Extracted data.
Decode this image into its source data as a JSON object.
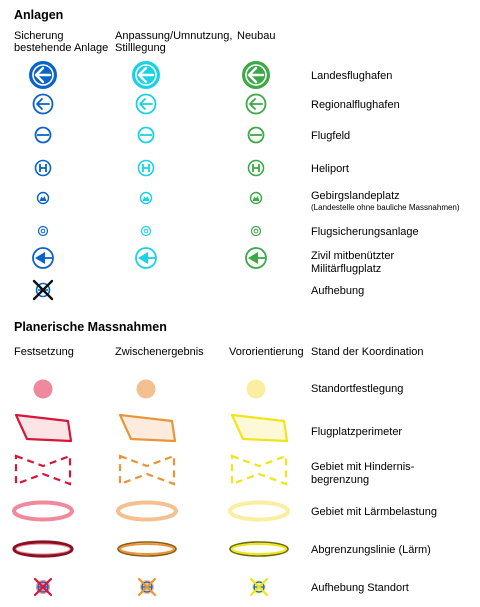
{
  "colors": {
    "blue": "#0a64c8",
    "cyan": "#18d2e6",
    "green": "#3ca846",
    "red": "#d4173a",
    "orange": "#e8953a",
    "yellow": "#f0e51a",
    "pink": "#f0899b",
    "peach": "#f5c090",
    "lightyellow": "#faeea0"
  },
  "anlagen": {
    "title": "Anlagen",
    "columns": [
      "Sicherung\nbestehende Anlage",
      "Anpassung/Umnutzung,\nStilllegung",
      "Neubau"
    ],
    "col1_line1": "Sicherung",
    "col1_line2": "bestehende Anlage",
    "col2_line1": "Anpassung/Umnutzung,",
    "col2_line2": "Stilllegung",
    "col3": "Neubau",
    "rows": [
      {
        "label": "Landesflughafen",
        "icon": "landesflughafen-icon"
      },
      {
        "label": "Regionalflughafen",
        "icon": "regionalflughafen-icon"
      },
      {
        "label": "Flugfeld",
        "icon": "flugfeld-icon"
      },
      {
        "label": "Heliport",
        "icon": "heliport-icon"
      },
      {
        "label": "Gebirgslandeplatz",
        "note": "(Landestelle ohne bauliche Massnahmen)",
        "icon": "gebirgslandeplatz-icon"
      },
      {
        "label": "Flugsicherungsanlage",
        "icon": "flugsicherung-icon"
      },
      {
        "label": "Zivil mitbenützter",
        "label2": "Militärflugplatz",
        "icon": "militaerflugplatz-icon"
      },
      {
        "label": "Aufhebung",
        "icon": "aufhebung-icon"
      }
    ]
  },
  "massnahmen": {
    "title": "Planerische Massnahmen",
    "col1": "Festsetzung",
    "col2": "Zwischenergebnis",
    "col3": "Vororientierung",
    "col4": "Stand der Koordination",
    "rows": [
      {
        "label": "Standortfestlegung",
        "icon": "dot-icon"
      },
      {
        "label": "Flugplatzperimeter",
        "icon": "perimeter-icon"
      },
      {
        "label": "Gebiet mit Hindernis-",
        "label2": "begrenzung",
        "icon": "hindernis-icon"
      },
      {
        "label": "Gebiet mit Lärmbelastung",
        "icon": "laerm-ring-icon"
      },
      {
        "label": "Abgrenzungslinie (Lärm)",
        "icon": "laerm-line-icon"
      },
      {
        "label": "Aufhebung Standort",
        "icon": "aufhebung-standort-icon"
      }
    ]
  }
}
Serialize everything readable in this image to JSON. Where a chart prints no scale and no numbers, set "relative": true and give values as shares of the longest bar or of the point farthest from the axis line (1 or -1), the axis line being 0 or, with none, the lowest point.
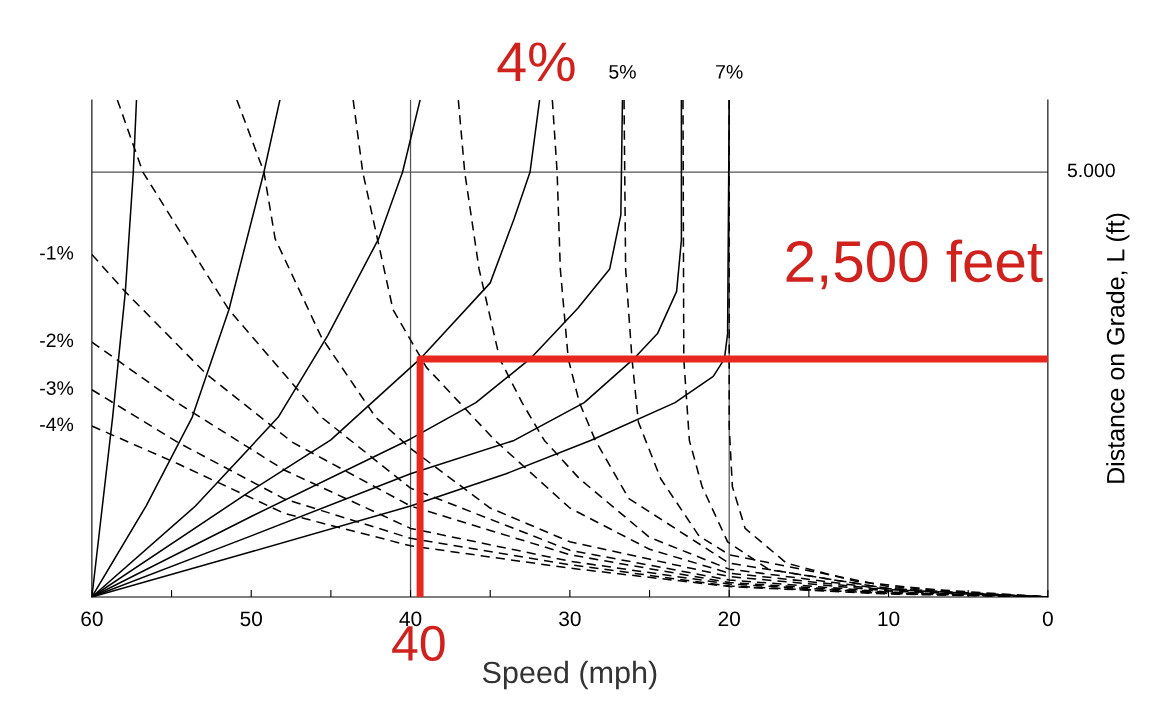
{
  "chart_data": {
    "type": "line",
    "relative": true,
    "xlabel": "Speed (mph)",
    "ylabel": "Distance on Grade, L (ft)",
    "xlim": [
      60,
      0
    ],
    "xticks": [
      60,
      {
        "value": 55,
        "label": null
      },
      50,
      {
        "value": 45,
        "label": null
      },
      40,
      {
        "value": 35,
        "label": null
      },
      30,
      {
        "value": 25,
        "label": null
      },
      20,
      {
        "value": 15,
        "label": null
      },
      10,
      {
        "value": 5,
        "label": null
      },
      0
    ],
    "grid": false,
    "legend": false,
    "series": [
      {
        "color": "#000000",
        "line_style": "solid",
        "x": [
          60,
          58.7,
          57.9,
          57.4,
          57.2
        ],
        "values": [
          0,
          0.361,
          0.614,
          0.855,
          1
        ]
      },
      {
        "color": "#000000",
        "line_style": "solid",
        "x": [
          60,
          56.6,
          53.7,
          51.4,
          49.2,
          48.2
        ],
        "values": [
          0,
          0.183,
          0.362,
          0.578,
          0.855,
          1
        ]
      },
      {
        "color": "#000000",
        "line_style": "solid",
        "x": [
          60,
          53.5,
          48.3,
          45.2,
          42.0,
          40.5,
          39.4
        ],
        "values": [
          0,
          0.183,
          0.362,
          0.526,
          0.721,
          0.855,
          1
        ]
      },
      {
        "color": "#000000",
        "line_style": "solid",
        "x": [
          60,
          50,
          45,
          39.4,
          35,
          33.5,
          32.5,
          31.9
        ],
        "values": [
          0,
          0.214,
          0.316,
          0.479,
          0.632,
          0.761,
          0.855,
          1
        ]
      },
      {
        "name": "5%",
        "color": "#000000",
        "line_style": "solid",
        "x": [
          60,
          50,
          40,
          35.9,
          32.5,
          29.5,
          27.5,
          26.8,
          26.7
        ],
        "values": [
          0,
          0.162,
          0.318,
          0.391,
          0.479,
          0.581,
          0.66,
          0.769,
          1
        ]
      },
      {
        "color": "#000000",
        "line_style": "solid",
        "x": [
          60,
          50,
          40,
          33.5,
          29.1,
          26.0,
          24.5,
          23.3,
          23.0,
          23.0
        ],
        "values": [
          0,
          0.123,
          0.248,
          0.315,
          0.391,
          0.479,
          0.53,
          0.615,
          0.718,
          1
        ]
      },
      {
        "name": "7%",
        "color": "#000000",
        "line_style": "solid",
        "x": [
          60,
          50,
          40,
          34,
          28.7,
          23.4,
          21.0,
          20.3,
          20.1,
          20.0
        ],
        "values": [
          0,
          0.091,
          0.183,
          0.248,
          0.315,
          0.391,
          0.444,
          0.479,
          0.53,
          1
        ]
      },
      {
        "color": "#000000",
        "line_style": "dashed",
        "x": [
          58.4,
          56.8,
          51.4,
          45.6,
          40,
          30,
          20,
          10,
          0
        ],
        "values": [
          1,
          0.855,
          0.578,
          0.362,
          0.219,
          0.094,
          0.034,
          0.01,
          0
        ]
      },
      {
        "color": "#000000",
        "line_style": "dashed",
        "x": [
          50.9,
          49.2,
          48.5,
          45.6,
          42.2,
          40,
          35,
          30,
          20,
          10,
          0
        ],
        "values": [
          1,
          0.855,
          0.721,
          0.523,
          0.362,
          0.299,
          0.179,
          0.111,
          0.041,
          0.012,
          0
        ]
      },
      {
        "color": "#000000",
        "line_style": "dashed",
        "x": [
          43.6,
          43.0,
          41.1,
          39.0,
          34.7,
          30,
          25,
          20,
          10,
          0
        ],
        "values": [
          1,
          0.855,
          0.578,
          0.462,
          0.315,
          0.179,
          0.096,
          0.048,
          0.014,
          0
        ]
      },
      {
        "color": "#000000",
        "line_style": "dashed",
        "x": [
          37.0,
          36.6,
          35.7,
          34.4,
          33.0,
          31.6,
          29.4,
          25,
          20,
          10,
          0
        ],
        "values": [
          1,
          0.855,
          0.66,
          0.479,
          0.391,
          0.315,
          0.238,
          0.12,
          0.056,
          0.015,
          0
        ]
      },
      {
        "color": "#000000",
        "line_style": "dashed",
        "x": [
          31.1,
          30.8,
          30.6,
          30.1,
          29.4,
          28.4,
          26.3,
          20,
          10,
          0
        ],
        "values": [
          1,
          0.855,
          0.66,
          0.479,
          0.391,
          0.315,
          0.198,
          0.068,
          0.017,
          0
        ]
      },
      {
        "color": "#000000",
        "line_style": "dashed",
        "x": [
          26.6,
          26.5,
          26.1,
          25.7,
          24.3,
          21.9,
          20,
          10,
          0
        ],
        "values": [
          1,
          0.66,
          0.479,
          0.352,
          0.238,
          0.123,
          0.085,
          0.021,
          0
        ]
      },
      {
        "color": "#000000",
        "line_style": "dashed",
        "x": [
          22.9,
          22.85,
          22.5,
          21.7,
          20.1,
          17.5,
          10,
          0
        ],
        "values": [
          1,
          0.479,
          0.315,
          0.222,
          0.111,
          0.055,
          0.017,
          0
        ]
      },
      {
        "color": "#000000",
        "line_style": "dashed",
        "x": [
          20.0,
          20.0,
          19.8,
          19.0,
          16.4,
          12,
          5,
          0
        ],
        "values": [
          1,
          0.342,
          0.222,
          0.138,
          0.068,
          0.031,
          0.007,
          0
        ]
      },
      {
        "name": "-1%",
        "color": "#000000",
        "line_style": "dashed",
        "x": [
          60,
          57.9,
          52.8,
          47.4,
          40,
          30,
          20,
          10,
          0
        ],
        "values": [
          0.689,
          0.614,
          0.448,
          0.311,
          0.183,
          0.085,
          0.029,
          0.009,
          0
        ]
      },
      {
        "name": "-2%",
        "color": "#000000",
        "line_style": "dashed",
        "x": [
          60,
          54.6,
          47.9,
          40,
          30,
          20,
          10,
          0
        ],
        "values": [
          0.513,
          0.39,
          0.255,
          0.138,
          0.072,
          0.026,
          0.008,
          0
        ]
      },
      {
        "name": "-3%",
        "color": "#000000",
        "line_style": "dashed",
        "x": [
          60,
          54.6,
          47.9,
          40,
          30,
          20,
          10,
          0
        ],
        "values": [
          0.417,
          0.311,
          0.197,
          0.118,
          0.065,
          0.022,
          0.007,
          0
        ]
      },
      {
        "name": "-4%",
        "color": "#000000",
        "line_style": "dashed",
        "x": [
          60,
          54.6,
          47.9,
          40,
          30,
          20,
          10,
          0
        ],
        "values": [
          0.344,
          0.268,
          0.168,
          0.103,
          0.058,
          0.021,
          0.006,
          0
        ]
      },
      {
        "color": "#e8281e",
        "line_style": "solid",
        "x": [
          39.4,
          39.4,
          0
        ],
        "values": [
          0,
          0.479,
          0.479
        ]
      }
    ],
    "ref_lines": [
      {
        "axis": "x",
        "value": 40,
        "color": "#555555"
      },
      {
        "axis": "x",
        "value": 20,
        "color": "#555555"
      },
      {
        "axis": "y",
        "value": 0.855,
        "color": "#555555"
      }
    ],
    "annotations": [
      "4%",
      "2,500 feet",
      "40",
      "5.000"
    ]
  }
}
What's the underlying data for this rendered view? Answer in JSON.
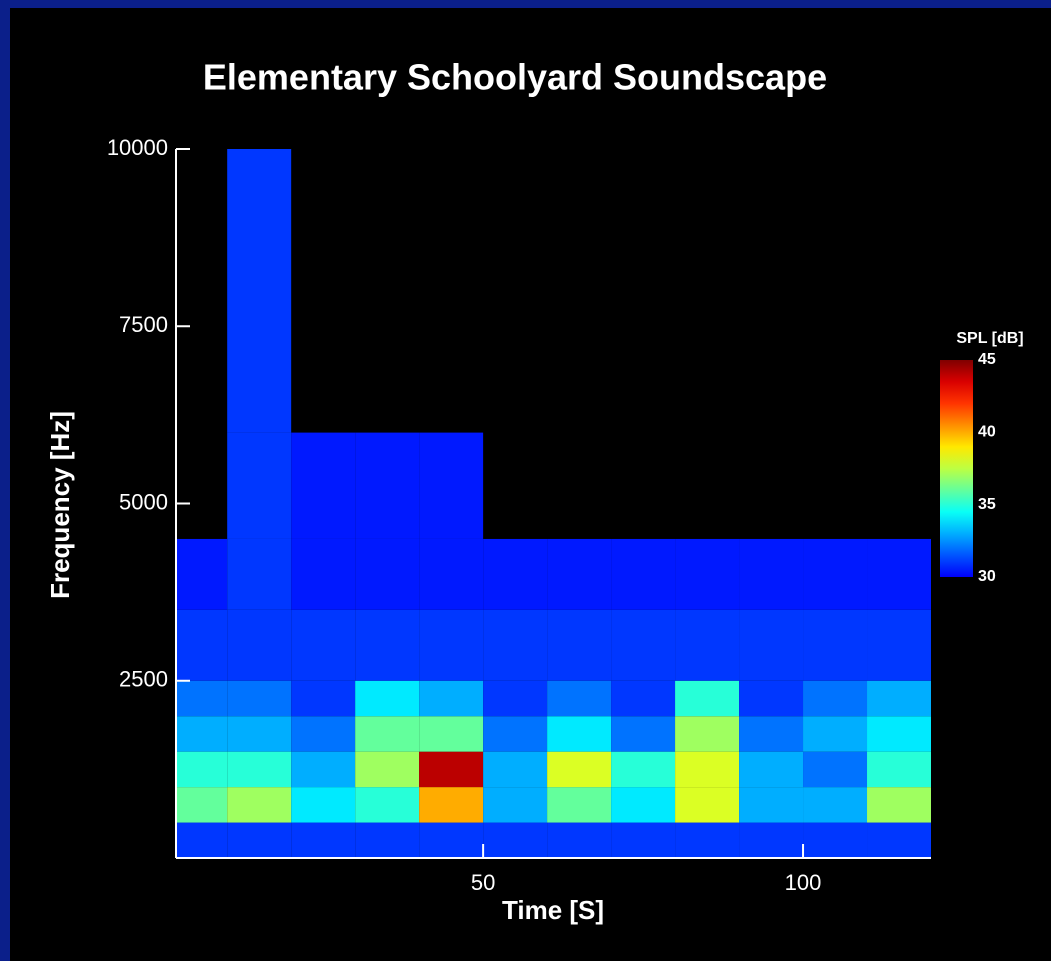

What you should do.
Write down every line of the data above that includes the string "title".

Response to this task.
    "title": "Anlagen",
    "title": "Planerische Massnahmen",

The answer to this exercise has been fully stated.